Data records
────────────────

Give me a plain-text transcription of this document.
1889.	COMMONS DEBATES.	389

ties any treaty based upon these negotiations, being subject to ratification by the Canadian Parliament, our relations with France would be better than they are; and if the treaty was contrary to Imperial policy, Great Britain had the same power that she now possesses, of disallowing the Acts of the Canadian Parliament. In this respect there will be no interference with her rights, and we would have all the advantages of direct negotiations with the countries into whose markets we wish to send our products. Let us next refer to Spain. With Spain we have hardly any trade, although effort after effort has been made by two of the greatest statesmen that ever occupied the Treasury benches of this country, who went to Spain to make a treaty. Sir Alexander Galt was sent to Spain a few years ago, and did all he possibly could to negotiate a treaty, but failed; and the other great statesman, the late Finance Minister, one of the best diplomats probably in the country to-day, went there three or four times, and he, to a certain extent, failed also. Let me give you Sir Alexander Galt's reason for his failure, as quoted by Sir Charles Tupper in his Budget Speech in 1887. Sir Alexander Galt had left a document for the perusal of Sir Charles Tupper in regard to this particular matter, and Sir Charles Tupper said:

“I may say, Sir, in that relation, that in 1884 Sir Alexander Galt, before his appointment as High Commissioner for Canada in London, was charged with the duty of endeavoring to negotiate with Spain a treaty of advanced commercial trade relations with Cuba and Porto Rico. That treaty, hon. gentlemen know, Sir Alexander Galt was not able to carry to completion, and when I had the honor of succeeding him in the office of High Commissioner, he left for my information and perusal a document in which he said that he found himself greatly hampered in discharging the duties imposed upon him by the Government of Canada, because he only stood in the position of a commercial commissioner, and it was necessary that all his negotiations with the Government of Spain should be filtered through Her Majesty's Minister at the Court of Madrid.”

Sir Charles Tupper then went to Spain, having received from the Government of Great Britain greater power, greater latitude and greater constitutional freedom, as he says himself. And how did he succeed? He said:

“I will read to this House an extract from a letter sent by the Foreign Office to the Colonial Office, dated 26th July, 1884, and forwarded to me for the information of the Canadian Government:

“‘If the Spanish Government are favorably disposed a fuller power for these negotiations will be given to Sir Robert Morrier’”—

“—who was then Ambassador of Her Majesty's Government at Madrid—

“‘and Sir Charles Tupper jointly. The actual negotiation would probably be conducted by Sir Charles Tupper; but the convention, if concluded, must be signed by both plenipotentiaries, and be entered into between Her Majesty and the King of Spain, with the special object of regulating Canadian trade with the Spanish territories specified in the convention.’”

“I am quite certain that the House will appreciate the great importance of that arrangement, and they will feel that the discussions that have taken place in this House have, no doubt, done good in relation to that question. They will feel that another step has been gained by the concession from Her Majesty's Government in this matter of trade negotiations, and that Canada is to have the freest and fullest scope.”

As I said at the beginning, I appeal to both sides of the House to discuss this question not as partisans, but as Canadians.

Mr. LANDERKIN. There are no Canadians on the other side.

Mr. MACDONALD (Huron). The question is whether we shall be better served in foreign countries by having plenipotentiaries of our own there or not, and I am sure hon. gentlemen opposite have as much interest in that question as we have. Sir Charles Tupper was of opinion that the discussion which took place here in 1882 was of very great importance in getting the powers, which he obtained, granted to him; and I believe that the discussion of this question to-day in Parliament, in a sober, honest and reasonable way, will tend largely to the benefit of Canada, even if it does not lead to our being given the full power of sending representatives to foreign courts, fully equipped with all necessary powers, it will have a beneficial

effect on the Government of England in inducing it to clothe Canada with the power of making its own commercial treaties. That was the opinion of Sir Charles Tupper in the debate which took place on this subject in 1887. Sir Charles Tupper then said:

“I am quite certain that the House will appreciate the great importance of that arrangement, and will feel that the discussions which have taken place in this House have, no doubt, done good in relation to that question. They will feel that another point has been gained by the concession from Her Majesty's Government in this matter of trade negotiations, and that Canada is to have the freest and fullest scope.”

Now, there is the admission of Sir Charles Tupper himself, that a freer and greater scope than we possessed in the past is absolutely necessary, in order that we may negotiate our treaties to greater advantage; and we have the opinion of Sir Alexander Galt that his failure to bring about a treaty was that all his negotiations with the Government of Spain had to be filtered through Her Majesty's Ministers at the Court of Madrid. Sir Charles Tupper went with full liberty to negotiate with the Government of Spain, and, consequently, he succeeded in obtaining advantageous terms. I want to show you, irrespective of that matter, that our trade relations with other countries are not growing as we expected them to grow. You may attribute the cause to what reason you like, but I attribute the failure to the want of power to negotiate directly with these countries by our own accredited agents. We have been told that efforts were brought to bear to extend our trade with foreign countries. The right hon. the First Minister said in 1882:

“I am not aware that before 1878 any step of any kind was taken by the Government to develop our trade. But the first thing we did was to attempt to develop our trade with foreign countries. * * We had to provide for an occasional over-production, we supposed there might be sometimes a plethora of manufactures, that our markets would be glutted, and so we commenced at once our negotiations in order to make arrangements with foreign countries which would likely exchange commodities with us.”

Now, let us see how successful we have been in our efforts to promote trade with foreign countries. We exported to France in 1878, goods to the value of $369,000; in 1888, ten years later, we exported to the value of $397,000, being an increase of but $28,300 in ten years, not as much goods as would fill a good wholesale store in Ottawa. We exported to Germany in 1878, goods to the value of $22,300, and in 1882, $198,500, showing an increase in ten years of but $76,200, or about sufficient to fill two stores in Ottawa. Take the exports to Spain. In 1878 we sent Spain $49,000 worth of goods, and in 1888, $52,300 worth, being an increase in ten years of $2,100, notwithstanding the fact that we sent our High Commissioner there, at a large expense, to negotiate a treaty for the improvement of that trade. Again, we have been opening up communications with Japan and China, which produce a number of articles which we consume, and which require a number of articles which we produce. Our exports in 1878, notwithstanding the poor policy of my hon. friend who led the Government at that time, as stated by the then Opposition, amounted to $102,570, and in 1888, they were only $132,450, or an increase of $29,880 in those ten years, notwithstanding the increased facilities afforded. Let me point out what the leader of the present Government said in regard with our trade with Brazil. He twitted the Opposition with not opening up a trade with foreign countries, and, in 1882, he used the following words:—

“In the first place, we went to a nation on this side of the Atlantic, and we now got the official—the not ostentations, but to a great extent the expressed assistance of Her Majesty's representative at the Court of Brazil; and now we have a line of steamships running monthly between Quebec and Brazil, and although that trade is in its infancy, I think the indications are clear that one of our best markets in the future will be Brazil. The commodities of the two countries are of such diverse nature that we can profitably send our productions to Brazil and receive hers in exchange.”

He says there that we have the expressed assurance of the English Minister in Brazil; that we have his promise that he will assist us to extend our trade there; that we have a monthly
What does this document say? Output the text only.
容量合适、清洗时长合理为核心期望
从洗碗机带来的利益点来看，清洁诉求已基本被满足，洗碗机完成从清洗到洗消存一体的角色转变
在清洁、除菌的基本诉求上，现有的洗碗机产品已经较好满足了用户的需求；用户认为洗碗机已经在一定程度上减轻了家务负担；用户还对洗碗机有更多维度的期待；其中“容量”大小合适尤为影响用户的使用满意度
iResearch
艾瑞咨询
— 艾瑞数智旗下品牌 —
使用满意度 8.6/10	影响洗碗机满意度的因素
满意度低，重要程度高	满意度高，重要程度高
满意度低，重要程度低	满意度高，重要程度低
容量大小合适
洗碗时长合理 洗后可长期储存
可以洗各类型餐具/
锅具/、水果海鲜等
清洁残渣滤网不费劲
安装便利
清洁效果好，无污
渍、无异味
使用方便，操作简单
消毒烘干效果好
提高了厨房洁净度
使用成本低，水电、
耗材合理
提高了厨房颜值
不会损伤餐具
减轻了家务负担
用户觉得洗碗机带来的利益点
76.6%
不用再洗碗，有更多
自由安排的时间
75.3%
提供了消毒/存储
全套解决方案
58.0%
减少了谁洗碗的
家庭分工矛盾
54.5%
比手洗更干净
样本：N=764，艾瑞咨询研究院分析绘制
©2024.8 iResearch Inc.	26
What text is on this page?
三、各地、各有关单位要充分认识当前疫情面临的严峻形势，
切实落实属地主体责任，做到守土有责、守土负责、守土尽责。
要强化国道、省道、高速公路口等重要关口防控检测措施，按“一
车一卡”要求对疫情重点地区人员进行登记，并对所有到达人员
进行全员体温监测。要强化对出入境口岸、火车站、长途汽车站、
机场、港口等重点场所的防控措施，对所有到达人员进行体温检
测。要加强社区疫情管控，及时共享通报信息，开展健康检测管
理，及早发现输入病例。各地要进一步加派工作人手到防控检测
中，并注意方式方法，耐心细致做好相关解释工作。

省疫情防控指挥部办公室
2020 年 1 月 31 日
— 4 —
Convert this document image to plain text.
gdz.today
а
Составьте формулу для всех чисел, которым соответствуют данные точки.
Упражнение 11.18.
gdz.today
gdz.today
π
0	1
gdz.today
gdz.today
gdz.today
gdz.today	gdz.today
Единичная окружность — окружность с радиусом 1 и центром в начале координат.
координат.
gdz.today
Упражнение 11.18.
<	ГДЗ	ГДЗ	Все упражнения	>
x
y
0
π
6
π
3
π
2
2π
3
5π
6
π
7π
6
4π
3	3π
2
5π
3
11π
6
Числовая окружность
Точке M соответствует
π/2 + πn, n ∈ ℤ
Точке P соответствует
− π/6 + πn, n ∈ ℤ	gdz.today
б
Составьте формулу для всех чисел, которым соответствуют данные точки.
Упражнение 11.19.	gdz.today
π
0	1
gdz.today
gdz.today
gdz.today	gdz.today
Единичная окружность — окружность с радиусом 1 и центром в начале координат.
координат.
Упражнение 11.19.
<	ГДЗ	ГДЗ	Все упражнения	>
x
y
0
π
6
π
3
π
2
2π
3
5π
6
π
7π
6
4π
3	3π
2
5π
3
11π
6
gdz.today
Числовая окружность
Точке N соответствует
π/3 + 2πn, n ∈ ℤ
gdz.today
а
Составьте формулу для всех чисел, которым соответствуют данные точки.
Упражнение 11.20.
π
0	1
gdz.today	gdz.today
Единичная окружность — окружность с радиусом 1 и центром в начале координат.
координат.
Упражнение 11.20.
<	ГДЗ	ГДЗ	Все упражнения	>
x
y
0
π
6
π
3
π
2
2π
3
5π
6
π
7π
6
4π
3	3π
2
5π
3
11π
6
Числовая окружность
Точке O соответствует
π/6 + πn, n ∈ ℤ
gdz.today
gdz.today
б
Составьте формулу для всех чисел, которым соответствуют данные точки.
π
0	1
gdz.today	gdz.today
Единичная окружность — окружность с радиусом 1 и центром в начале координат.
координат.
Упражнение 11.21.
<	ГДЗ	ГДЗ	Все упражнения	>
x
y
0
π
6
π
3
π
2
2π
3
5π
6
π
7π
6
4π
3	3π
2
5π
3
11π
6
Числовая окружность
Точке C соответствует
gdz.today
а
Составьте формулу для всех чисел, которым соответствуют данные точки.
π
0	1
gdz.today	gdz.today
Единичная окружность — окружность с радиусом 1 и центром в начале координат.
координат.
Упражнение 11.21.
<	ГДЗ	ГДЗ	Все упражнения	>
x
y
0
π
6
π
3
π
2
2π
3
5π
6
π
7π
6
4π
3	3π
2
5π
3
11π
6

────────────────

WHAT YOU NEED TO DO —
Look through the records and count each line that holds "another". Write only the total.

RESULT BELOW —
2